## The data
^^^^

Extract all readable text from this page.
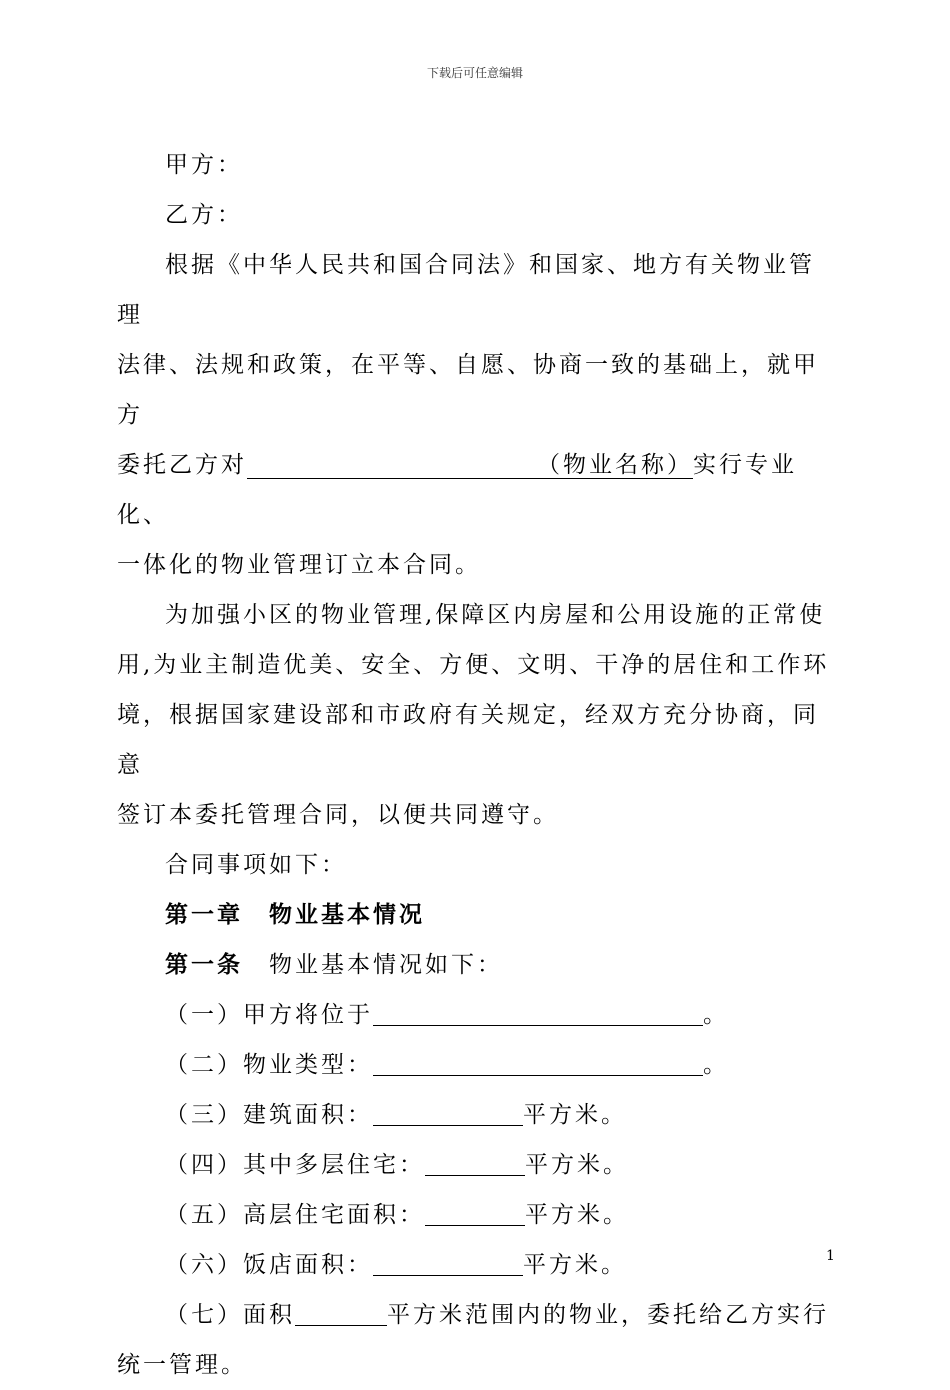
下载后可任意编辑

甲方：

乙方：

根据《中华人民共和国合同法》和国家、地方有关物业管理

法律、法规和政策，在平等、自愿、协商一致的基础上，就甲方

委托乙方对	（物业名称）实行专业化、

一体化的物业管理订立本合同。

为加强小区的物业管理,保障区内房屋和公用设施的正常使

用,为业主制造优美、安全、方便、文明、干净的居住和工作环

境，根据国家建设部和市政府有关规定，经双方充分协商，同意

签订本委托管理合同，以便共同遵守。

合同事项如下：

第一章 物业基本情况

第一条 物业基本情况如下：

（一）甲方将位于	。

（二）物业类型：	。

（三）建筑面积：	平方米。

（四）其中多层住宅：	平方米。

（五）高层住宅面积：	平方米。

（六）饭店面积：	平方米。

（七）面积	平方米范围内的物业，委托给乙方实行

统一管理。

1
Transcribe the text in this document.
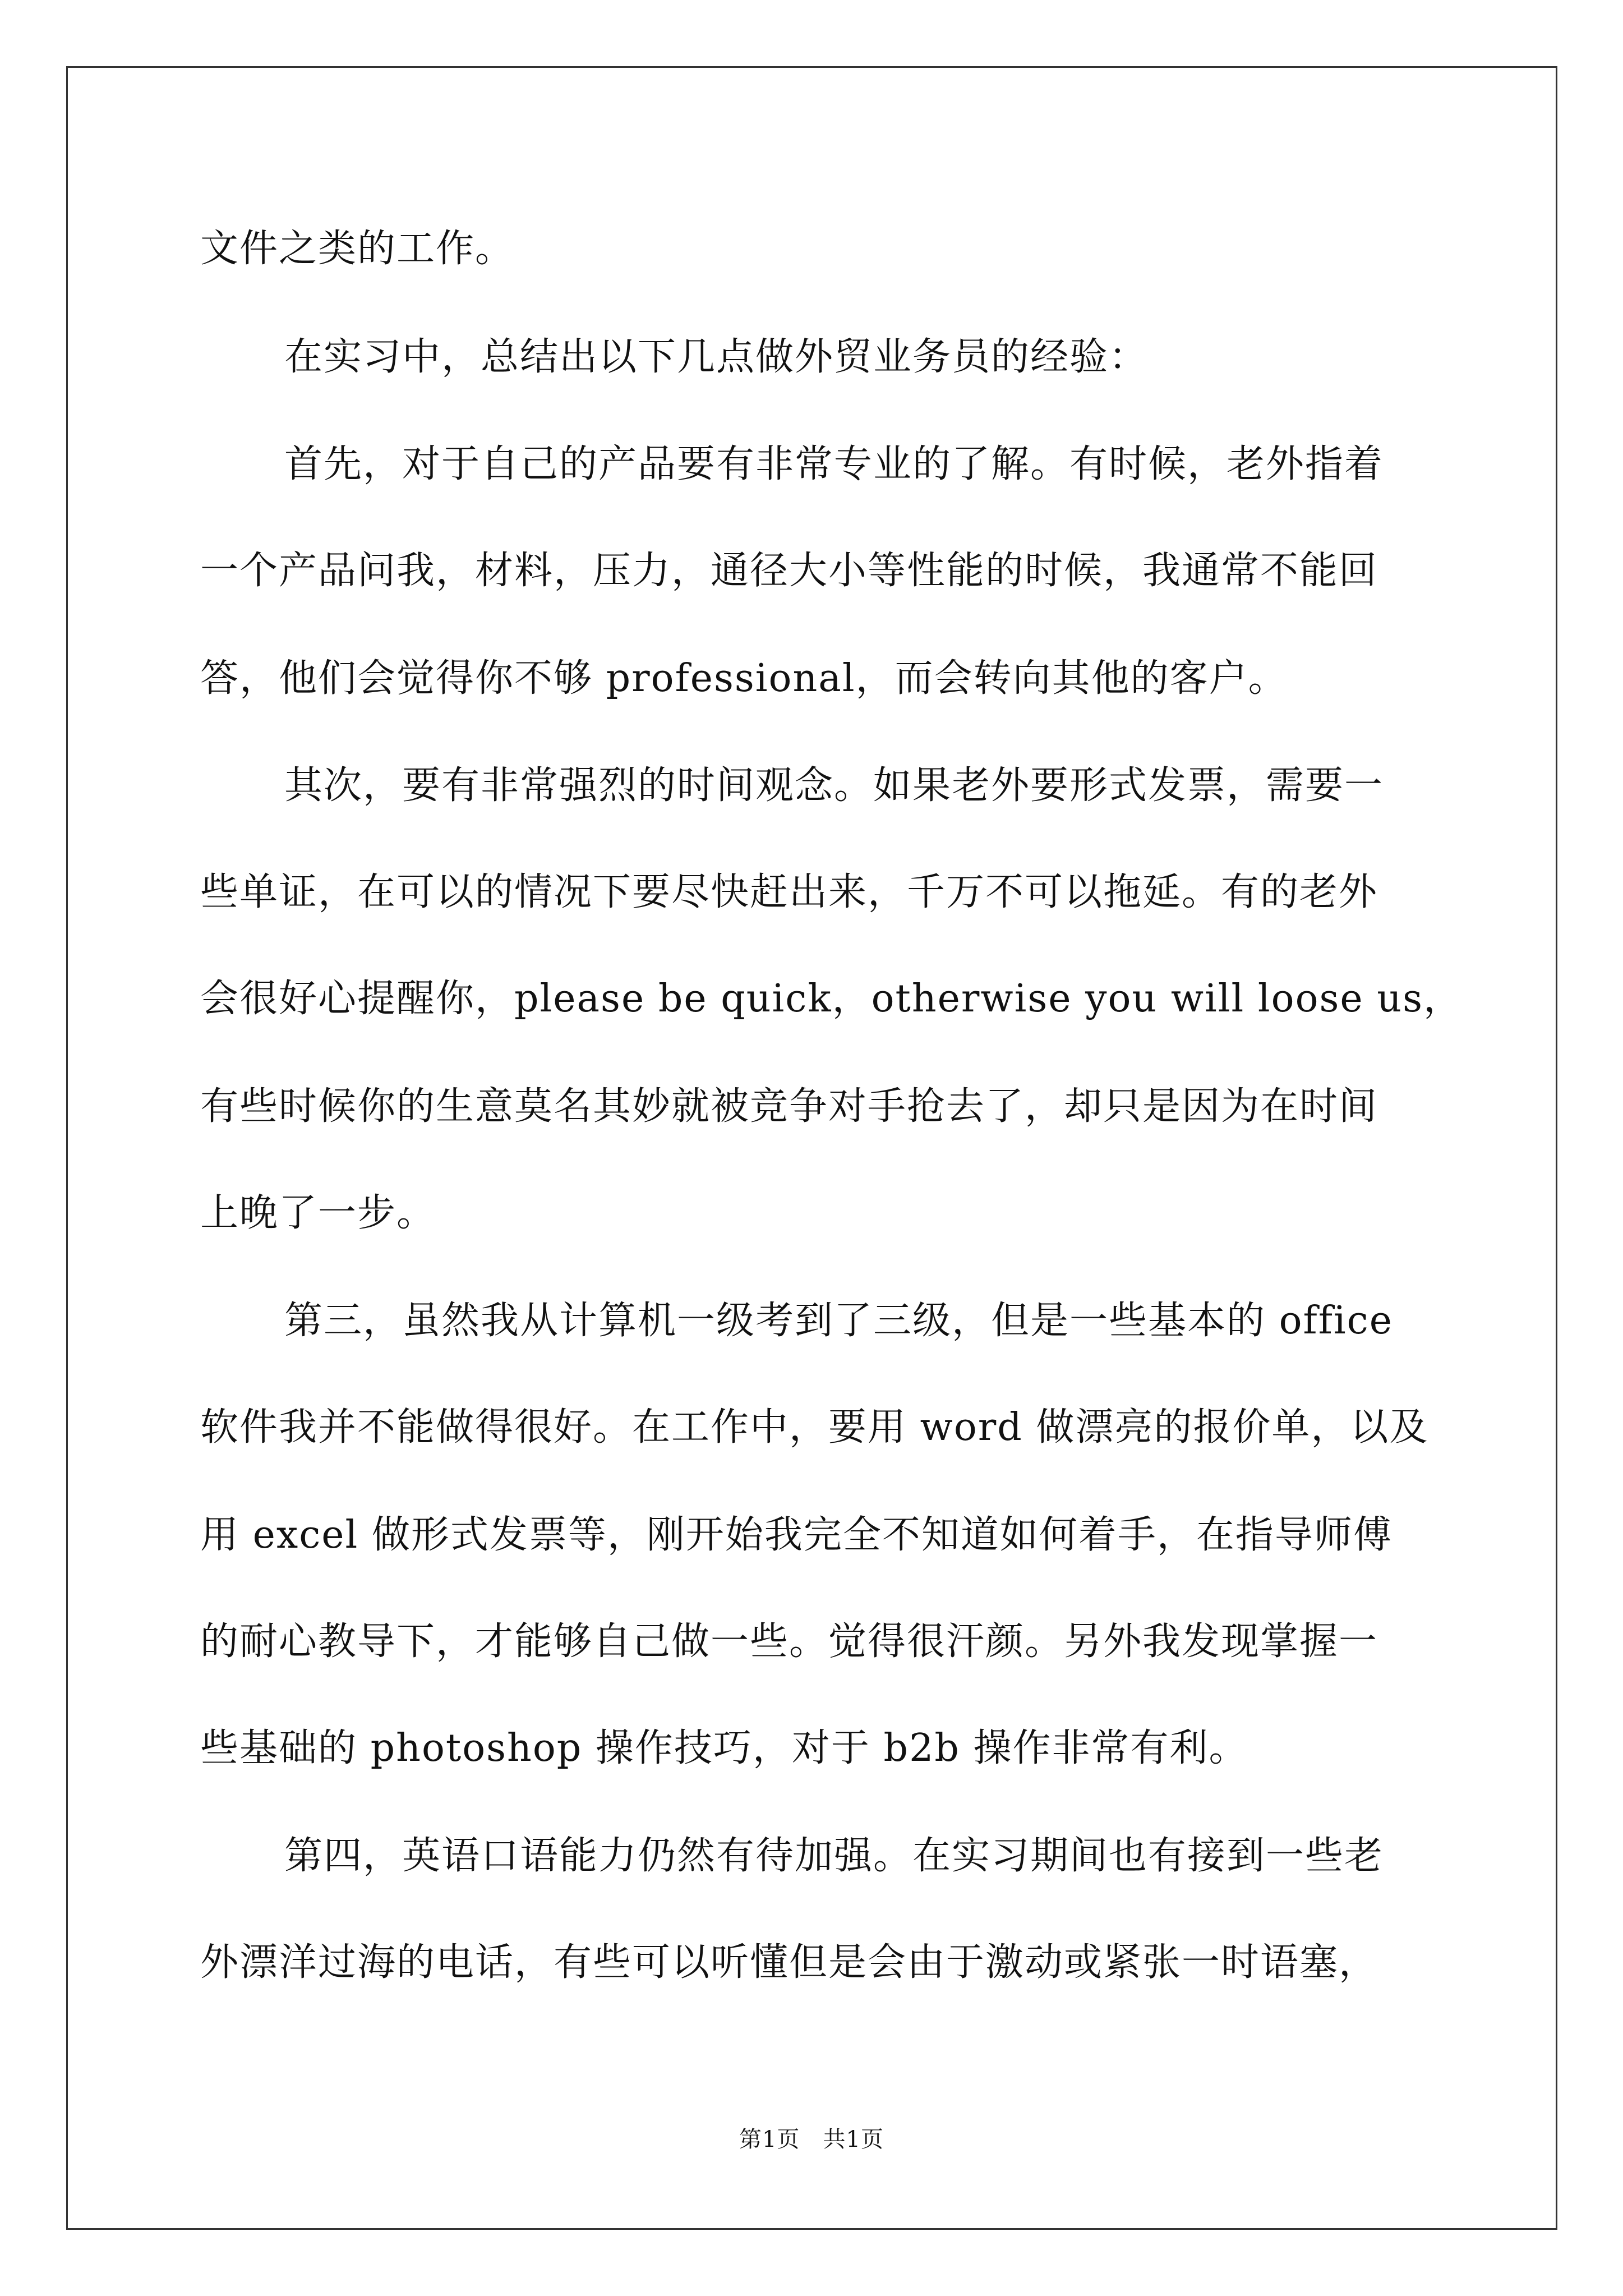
文件之类的工作。
在实习中，总结出以下几点做外贸业务员的经验：
首先，对于自己的产品要有非常专业的了解。有时候，老外指着
一个产品问我，材料，压力，通径大小等性能的时候，我通常不能回
答，他们会觉得你不够 professional，而会转向其他的客户。
其次，要有非常强烈的时间观念。如果老外要形式发票，需要一
些单证，在可以的情况下要尽快赶出来，千万不可以拖延。有的老外
会很好心提醒你，please be quick，otherwise you will loose us，
有些时候你的生意莫名其妙就被竞争对手抢去了，却只是因为在时间
上晚了一步。
第三，虽然我从计算机一级考到了三级，但是一些基本的 office
软件我并不能做得很好。在工作中，要用 word 做漂亮的报价单，以及
用 excel 做形式发票等，刚开始我完全不知道如何着手，在指导师傅
的耐心教导下，才能够自己做一些。觉得很汗颜。另外我发现掌握一
些基础的 photoshop 操作技巧，对于 b2b 操作非常有利。
第四，英语口语能力仍然有待加强。在实习期间也有接到一些老
外漂洋过海的电话，有些可以听懂但是会由于激动或紧张一时语塞，
第1页   共1页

^^^^

## What is required
Print every entry exactly as written, without the pictures.

## Result
Extract all readable text from this page.
下载后可任意编辑

甲方：

乙方：

根据《中华人民共和国合同法》和国家、地方有关物业管理

法律、法规和政策，在平等、自愿、协商一致的基础上，就甲方

委托乙方对	（物业名称）实行专业化、

一体化的物业管理订立本合同。

为加强小区的物业管理,保障区内房屋和公用设施的正常使

用,为业主制造优美、安全、方便、文明、干净的居住和工作环

境，根据国家建设部和市政府有关规定，经双方充分协商，同意

签订本委托管理合同，以便共同遵守。

合同事项如下：

第一章 物业基本情况

第一条 物业基本情况如下：

（一）甲方将位于	。

（二）物业类型：	。

（三）建筑面积：	平方米。

（四）其中多层住宅：	平方米。

（五）高层住宅面积：	平方米。

（六）饭店面积：	平方米。

（七）面积	平方米范围内的物业，委托给乙方实行

统一管理。

1
Transcribe the text in this document.
文件之类的工作。
在实习中，总结出以下几点做外贸业务员的经验：
首先，对于自己的产品要有非常专业的了解。有时候，老外指着
一个产品问我，材料，压力，通径大小等性能的时候，我通常不能回
答，他们会觉得你不够 professional，而会转向其他的客户。
其次，要有非常强烈的时间观念。如果老外要形式发票，需要一
些单证，在可以的情况下要尽快赶出来，千万不可以拖延。有的老外
会很好心提醒你，please be quick，otherwise you will loose us，
有些时候你的生意莫名其妙就被竞争对手抢去了，却只是因为在时间
上晚了一步。
第三，虽然我从计算机一级考到了三级，但是一些基本的 office
软件我并不能做得很好。在工作中，要用 word 做漂亮的报价单，以及
用 excel 做形式发票等，刚开始我完全不知道如何着手，在指导师傅
的耐心教导下，才能够自己做一些。觉得很汗颜。另外我发现掌握一
些基础的 photoshop 操作技巧，对于 b2b 操作非常有利。
第四，英语口语能力仍然有待加强。在实习期间也有接到一些老
外漂洋过海的电话，有些可以听懂但是会由于激动或紧张一时语塞，
第1页   共1页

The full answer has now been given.